*GOAL:*
Copy out lines with the word "name" from the material that follows.

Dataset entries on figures
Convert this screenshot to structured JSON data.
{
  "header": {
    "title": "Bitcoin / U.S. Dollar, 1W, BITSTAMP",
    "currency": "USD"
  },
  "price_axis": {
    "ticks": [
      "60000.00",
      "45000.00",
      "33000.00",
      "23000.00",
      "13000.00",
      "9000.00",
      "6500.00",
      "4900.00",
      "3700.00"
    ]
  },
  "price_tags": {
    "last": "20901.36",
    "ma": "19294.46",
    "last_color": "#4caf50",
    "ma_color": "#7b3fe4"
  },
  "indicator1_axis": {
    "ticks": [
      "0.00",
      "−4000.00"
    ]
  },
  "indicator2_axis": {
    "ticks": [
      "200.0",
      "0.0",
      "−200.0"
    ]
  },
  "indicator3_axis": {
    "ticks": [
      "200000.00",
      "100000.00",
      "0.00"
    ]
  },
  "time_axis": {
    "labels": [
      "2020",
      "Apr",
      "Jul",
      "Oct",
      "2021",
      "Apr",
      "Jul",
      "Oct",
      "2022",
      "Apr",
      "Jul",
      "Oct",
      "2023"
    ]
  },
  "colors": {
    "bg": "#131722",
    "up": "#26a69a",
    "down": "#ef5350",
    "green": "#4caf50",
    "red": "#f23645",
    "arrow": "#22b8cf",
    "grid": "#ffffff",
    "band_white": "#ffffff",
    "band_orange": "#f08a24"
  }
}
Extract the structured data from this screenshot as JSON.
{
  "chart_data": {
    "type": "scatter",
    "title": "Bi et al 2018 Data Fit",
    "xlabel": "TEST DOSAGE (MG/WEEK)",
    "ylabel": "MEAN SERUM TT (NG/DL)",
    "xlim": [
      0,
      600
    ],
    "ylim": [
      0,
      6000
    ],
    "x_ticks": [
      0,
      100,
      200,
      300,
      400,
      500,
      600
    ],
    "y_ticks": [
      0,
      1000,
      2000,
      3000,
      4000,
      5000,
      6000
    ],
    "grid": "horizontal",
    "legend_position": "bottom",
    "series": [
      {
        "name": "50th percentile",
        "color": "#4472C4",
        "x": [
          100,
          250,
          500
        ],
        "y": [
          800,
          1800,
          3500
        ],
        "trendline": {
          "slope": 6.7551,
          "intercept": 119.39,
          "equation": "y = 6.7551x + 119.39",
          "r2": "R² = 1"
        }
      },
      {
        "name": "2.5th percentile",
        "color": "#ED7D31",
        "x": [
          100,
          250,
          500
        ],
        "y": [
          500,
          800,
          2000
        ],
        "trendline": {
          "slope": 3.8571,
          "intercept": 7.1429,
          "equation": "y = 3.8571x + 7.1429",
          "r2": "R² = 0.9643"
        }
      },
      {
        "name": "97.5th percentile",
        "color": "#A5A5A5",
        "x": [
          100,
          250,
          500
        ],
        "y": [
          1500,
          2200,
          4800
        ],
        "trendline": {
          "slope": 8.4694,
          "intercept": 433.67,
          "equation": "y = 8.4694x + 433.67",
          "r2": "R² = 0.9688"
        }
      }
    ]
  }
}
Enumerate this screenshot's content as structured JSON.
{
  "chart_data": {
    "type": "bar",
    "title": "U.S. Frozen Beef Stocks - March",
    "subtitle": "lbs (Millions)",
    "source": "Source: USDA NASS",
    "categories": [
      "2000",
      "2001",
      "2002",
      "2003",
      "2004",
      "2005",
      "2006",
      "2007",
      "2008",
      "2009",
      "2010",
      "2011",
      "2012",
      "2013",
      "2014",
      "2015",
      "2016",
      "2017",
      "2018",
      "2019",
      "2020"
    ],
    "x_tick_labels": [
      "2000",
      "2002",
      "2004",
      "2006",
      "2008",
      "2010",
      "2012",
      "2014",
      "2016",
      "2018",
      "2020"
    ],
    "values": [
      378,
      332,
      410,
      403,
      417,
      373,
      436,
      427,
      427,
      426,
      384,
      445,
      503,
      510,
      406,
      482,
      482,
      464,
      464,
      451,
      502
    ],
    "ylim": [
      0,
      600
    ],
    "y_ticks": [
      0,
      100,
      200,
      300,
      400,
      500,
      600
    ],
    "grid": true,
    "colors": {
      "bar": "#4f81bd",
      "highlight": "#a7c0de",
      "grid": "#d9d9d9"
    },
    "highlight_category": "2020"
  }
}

*OUTPUT OF THE EXERCISE:*
        "name": "50th percentile",
        "name": "2.5th percentile",
        "name": "97.5th percentile",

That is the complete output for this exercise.